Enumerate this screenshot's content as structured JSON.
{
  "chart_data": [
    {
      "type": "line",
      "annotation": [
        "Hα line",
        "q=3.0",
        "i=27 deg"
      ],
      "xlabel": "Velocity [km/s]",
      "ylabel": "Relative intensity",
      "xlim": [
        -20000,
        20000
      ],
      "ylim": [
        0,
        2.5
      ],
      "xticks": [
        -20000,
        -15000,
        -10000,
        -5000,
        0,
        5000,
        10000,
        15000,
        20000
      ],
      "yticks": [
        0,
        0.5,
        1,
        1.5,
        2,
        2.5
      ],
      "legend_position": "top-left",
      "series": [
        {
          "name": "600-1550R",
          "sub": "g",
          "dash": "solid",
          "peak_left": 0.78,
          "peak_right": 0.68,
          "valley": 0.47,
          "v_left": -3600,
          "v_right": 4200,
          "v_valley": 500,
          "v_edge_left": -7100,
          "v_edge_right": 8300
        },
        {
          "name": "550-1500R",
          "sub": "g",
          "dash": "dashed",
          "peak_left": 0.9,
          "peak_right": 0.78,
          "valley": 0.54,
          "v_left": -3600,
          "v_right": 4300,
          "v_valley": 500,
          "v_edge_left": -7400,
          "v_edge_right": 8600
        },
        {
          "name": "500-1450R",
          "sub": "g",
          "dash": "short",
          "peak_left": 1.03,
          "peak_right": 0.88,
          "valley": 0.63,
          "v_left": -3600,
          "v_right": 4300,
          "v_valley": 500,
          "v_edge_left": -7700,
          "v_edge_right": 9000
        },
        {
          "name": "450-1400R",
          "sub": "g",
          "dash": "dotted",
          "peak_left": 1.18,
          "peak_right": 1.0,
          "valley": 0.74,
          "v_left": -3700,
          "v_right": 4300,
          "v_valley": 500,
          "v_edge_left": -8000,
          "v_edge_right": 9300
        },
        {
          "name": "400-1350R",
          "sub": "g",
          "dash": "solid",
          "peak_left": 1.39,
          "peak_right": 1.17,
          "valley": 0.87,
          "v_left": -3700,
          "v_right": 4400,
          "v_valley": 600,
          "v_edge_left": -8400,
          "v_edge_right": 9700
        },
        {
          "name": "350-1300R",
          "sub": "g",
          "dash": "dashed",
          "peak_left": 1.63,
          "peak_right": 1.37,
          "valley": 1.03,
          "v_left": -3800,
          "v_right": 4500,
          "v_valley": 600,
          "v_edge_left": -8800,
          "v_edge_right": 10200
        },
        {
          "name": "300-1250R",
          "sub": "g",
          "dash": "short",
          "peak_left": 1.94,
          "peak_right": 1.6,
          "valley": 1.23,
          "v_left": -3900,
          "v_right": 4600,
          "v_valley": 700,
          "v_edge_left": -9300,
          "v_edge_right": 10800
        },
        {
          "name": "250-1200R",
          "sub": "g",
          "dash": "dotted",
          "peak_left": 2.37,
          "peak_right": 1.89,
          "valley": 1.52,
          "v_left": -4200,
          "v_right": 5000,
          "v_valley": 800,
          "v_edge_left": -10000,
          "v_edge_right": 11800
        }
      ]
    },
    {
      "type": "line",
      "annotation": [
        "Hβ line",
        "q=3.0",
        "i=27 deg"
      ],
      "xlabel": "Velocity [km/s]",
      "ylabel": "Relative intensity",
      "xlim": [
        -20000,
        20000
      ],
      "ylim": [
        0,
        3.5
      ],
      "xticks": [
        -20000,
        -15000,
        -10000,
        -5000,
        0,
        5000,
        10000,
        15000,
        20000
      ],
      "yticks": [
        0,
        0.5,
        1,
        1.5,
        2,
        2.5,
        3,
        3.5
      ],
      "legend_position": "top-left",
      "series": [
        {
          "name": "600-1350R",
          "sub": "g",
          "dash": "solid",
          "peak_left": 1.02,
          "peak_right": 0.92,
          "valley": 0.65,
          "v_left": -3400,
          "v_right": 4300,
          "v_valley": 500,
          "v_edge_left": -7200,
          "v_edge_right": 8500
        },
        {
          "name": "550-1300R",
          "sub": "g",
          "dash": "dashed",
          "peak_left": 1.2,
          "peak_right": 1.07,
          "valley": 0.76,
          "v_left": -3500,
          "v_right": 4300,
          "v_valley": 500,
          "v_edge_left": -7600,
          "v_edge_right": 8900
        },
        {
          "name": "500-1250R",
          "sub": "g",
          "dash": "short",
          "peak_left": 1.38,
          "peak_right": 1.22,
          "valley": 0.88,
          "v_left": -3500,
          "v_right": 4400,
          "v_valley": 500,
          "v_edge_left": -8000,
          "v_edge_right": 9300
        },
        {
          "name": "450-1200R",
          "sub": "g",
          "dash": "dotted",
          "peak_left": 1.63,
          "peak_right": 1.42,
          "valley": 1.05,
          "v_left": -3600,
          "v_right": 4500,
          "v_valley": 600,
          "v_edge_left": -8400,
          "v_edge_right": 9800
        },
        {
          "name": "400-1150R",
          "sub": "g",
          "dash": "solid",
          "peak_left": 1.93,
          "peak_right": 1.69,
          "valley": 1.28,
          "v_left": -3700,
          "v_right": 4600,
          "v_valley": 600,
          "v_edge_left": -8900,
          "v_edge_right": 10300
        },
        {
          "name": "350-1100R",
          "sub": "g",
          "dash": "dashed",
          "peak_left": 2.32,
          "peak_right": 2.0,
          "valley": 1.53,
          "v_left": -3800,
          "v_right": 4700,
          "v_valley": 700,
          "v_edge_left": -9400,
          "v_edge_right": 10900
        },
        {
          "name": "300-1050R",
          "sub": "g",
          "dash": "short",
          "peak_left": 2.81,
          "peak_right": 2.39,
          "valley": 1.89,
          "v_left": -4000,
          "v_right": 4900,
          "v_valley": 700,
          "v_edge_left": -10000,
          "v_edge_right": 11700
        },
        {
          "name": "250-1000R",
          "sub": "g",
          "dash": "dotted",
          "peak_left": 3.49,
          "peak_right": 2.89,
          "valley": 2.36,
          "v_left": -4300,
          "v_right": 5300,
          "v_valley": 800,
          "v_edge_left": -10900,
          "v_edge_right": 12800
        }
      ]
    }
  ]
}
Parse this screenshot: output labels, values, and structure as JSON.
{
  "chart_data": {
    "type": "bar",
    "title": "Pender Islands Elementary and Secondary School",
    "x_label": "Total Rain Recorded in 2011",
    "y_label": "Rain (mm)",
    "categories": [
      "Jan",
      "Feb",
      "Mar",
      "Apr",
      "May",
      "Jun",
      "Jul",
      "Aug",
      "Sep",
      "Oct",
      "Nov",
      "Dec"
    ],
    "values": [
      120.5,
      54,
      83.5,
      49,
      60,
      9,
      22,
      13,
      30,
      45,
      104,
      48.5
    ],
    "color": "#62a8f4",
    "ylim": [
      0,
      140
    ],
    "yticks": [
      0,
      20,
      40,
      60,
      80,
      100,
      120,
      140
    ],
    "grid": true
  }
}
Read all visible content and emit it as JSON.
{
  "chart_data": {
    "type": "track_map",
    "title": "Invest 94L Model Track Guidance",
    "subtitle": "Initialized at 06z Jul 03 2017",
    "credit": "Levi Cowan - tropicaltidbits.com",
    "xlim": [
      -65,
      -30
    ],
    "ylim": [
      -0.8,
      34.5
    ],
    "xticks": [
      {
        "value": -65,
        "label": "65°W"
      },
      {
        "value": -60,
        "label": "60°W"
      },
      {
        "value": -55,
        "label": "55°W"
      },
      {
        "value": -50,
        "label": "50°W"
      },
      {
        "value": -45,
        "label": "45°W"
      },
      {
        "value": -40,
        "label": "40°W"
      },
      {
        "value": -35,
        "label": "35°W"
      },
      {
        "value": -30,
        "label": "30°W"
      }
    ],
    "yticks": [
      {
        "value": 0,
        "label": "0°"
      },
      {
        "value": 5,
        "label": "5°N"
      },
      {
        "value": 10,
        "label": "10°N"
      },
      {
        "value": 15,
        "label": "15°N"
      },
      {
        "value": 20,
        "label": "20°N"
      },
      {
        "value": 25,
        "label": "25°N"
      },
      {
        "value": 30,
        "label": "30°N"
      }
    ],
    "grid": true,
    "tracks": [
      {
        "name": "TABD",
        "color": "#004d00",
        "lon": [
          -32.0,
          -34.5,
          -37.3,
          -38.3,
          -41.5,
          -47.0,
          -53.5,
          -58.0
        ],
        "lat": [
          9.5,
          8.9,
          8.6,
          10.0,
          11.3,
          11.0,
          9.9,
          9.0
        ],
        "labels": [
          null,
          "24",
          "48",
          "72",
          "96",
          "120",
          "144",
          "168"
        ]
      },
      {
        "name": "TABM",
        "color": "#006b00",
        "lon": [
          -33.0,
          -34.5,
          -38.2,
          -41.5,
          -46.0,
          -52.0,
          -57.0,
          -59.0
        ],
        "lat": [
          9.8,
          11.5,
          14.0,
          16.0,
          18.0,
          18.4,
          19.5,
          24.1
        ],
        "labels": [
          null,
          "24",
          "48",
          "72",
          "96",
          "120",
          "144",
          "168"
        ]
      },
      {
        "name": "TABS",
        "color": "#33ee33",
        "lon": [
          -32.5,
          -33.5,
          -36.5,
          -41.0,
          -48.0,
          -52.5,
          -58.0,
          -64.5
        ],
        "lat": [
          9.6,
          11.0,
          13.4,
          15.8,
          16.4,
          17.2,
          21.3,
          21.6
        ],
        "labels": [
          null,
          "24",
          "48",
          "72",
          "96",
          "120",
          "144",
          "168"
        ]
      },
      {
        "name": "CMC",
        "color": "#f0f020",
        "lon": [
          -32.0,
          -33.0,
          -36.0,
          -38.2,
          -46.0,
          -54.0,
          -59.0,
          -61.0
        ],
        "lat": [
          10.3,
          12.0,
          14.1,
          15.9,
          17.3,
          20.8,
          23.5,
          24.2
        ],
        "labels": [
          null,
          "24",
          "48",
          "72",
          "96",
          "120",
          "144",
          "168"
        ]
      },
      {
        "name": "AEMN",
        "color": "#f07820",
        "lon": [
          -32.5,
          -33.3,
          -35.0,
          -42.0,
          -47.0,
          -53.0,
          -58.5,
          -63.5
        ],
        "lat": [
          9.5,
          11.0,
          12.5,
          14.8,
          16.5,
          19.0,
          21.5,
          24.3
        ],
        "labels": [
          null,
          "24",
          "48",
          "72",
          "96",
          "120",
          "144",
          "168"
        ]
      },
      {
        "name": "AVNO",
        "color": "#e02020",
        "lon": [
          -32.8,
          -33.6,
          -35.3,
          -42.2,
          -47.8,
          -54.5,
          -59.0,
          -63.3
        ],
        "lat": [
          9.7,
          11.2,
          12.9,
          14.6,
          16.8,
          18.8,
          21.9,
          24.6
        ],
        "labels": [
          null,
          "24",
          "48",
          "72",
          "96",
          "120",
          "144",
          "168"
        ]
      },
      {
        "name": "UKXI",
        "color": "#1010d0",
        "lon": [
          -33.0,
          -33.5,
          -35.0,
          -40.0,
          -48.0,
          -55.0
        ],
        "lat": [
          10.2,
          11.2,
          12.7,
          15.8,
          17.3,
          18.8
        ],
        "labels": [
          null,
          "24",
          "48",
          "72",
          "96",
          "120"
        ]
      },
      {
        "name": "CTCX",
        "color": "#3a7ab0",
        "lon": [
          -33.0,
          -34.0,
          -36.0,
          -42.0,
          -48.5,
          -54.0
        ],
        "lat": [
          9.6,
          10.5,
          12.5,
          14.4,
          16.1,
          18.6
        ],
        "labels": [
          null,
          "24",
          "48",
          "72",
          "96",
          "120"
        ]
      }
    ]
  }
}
————————
_Exercise requirements_
Using the listing above, pull out all lines that hold the word "values".

_The output_
Parse this screenshot: output labels, values, and structure as JSON.
    "values": [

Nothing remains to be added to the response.